=== Prompt A ===
Answer these about the enteric coating text, one line each:
(i) Which two kinds of studies were done to look at the mechanisms of stabilization?
(ii) What was used as the anti-tacking agent in place of talc?
(iii) Within how many minutes did the riboflavin tablets completely disintegrate in phosphate buffer (pH 6.8)?
=== Prompt B ===
Repeat the stretch of the enteric coating text from "Developing a stable" through "as anti-tacking agent.".
=== Prompt C ===
Put this sentence from the enteric coating text into Spanish: "An enteric coated tablet with better gastric resistance was obtained by incorporating fumed silica (Aerosil® R972) as the anti-tacking agent instead of talc."

=== Exercise passage ===
::::

Developing a stable aqueous enteric coating formulation with hydroxypropyl methylcellulose acetate succinate (HPMCAS-MF) and colloidal silicon dioxide as anti-tacking agent.

The purpose of this study was to use statistical design of experiments to develop a stable aqueous enteric coating formulation containing stabilizing excipients, such as polyethylene glycol that can minimize hydroxypropyl methylcellulose acetate succinate aggregation and minimize spray-nozzle clogging at elevated processing temperatures. The mechanisms of stabilization (i.e. charge stabilization and molecular interactions) were studied by performing zeta potential and FTIR studies. Electrostatic stabilization by sodium lauryl sulfate and hydrogen bonding by polyethylene glycol provided dispersion stability and yielded a stable aqueous coating formulation that prevented spray-nozzle clogging. An enteric coated tablet with better gastric resistance was obtained by incorporating fumed silica (Aerosil® R972) as the anti-tacking agent instead of talc. Dissolution testing on the riboflavin enteric coated tablets showed a good enteric release profile without releasing riboflavin in 0.1 N HCl, and completely disintegrating within 10 min in phosphate buffer (pH 6.8).

::::

(Data pulled from a collection)
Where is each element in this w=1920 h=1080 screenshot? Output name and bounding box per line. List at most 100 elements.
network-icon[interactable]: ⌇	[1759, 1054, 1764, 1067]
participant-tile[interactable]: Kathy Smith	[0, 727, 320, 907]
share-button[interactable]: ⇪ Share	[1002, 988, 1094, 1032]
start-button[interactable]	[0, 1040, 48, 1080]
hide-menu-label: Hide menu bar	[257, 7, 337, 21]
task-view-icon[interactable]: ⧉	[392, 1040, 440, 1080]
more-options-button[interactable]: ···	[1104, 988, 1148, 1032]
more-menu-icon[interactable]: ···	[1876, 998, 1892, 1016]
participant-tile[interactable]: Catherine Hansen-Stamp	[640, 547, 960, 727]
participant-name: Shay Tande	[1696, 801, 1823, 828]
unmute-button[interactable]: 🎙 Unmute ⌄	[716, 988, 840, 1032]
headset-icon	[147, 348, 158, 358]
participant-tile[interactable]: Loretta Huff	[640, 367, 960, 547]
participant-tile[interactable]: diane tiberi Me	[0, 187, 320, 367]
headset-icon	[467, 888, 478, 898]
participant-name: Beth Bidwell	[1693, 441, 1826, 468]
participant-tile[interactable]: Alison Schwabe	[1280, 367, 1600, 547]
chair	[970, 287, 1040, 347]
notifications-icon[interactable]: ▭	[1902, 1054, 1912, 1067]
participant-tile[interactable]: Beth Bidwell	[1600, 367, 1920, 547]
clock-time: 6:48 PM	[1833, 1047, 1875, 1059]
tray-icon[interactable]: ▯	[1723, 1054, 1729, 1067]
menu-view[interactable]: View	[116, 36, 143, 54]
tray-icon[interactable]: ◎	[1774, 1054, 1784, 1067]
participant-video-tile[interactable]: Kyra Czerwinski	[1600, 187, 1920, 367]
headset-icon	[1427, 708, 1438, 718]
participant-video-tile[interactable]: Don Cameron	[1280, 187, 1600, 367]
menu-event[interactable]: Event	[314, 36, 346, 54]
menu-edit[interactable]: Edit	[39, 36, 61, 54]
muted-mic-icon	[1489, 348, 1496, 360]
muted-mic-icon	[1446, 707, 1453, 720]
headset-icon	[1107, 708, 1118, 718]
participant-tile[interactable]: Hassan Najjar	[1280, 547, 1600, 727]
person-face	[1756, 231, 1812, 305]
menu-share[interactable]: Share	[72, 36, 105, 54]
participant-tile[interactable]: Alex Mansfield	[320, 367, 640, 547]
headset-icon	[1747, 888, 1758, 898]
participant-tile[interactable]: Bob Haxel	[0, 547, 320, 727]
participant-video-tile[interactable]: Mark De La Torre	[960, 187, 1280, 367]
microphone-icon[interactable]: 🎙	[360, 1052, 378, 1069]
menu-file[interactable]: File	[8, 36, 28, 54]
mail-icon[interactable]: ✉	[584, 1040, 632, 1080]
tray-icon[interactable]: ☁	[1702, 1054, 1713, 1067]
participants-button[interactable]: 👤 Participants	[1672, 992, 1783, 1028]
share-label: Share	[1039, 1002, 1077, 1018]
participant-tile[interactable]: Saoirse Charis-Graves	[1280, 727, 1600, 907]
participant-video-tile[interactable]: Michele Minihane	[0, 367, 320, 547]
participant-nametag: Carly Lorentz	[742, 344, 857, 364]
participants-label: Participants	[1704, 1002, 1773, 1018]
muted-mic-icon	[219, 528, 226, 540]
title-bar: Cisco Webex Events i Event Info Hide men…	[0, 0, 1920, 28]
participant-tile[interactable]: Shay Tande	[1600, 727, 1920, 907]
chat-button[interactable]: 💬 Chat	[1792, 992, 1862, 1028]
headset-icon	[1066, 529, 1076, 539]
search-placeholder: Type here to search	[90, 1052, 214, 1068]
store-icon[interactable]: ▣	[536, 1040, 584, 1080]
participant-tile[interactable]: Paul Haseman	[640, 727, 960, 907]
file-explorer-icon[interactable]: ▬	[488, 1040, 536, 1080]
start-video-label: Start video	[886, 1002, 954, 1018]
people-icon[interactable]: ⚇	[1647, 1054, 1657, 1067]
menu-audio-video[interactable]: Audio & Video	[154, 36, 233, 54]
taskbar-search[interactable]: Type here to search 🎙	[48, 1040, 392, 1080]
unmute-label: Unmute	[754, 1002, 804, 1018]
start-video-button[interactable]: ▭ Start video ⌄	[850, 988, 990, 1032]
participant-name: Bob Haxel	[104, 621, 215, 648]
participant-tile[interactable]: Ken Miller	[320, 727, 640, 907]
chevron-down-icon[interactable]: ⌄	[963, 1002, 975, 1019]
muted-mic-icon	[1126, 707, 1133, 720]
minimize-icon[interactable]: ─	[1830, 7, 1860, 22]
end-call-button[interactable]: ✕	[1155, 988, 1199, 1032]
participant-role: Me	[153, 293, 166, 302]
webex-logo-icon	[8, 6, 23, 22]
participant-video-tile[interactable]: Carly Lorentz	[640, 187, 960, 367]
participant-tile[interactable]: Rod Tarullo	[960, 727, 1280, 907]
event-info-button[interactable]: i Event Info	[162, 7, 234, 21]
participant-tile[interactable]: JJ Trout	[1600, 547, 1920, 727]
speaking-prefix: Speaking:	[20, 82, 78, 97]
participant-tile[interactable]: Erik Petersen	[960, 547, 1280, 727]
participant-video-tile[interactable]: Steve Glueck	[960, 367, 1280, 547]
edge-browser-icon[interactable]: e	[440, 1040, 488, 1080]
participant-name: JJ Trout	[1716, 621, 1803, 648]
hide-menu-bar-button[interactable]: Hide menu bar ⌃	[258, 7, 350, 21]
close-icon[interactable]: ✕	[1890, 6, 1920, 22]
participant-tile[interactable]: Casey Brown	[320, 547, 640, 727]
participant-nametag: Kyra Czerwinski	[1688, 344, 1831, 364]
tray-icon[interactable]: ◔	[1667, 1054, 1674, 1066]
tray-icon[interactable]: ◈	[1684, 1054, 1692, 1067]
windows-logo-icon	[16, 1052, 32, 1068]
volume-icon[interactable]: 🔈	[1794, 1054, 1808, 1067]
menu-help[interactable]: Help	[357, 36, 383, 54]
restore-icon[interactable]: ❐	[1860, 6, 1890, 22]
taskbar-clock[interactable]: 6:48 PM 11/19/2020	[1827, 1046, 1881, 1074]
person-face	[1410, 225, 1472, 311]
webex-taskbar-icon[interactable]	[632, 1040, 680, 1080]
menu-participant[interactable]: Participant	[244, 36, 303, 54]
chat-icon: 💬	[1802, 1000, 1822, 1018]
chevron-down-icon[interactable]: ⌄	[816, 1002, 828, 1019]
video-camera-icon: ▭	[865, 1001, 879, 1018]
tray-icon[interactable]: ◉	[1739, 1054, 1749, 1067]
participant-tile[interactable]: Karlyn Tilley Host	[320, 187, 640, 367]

::::

=== Answer space A ===
(i) Zeta potential and FTIR studies
(ii) Fumed silica (Aerosil® R972)
(iii) 10 minutes

=== Answer space B ===
Developing a stable aqueous enteric coating formulation with hydroxypropyl methylcellulose acetate succinate (HPMCAS-MF) and colloidal silicon dioxide as anti-tacking agent.

=== Answer space C ===
Se obtuvo un comprimido con recubrimiento entérico con mejor resistencia gástrica al incorporar sílice pirogénica (Aerosil® R972) como agente antiadherente en lugar de talco.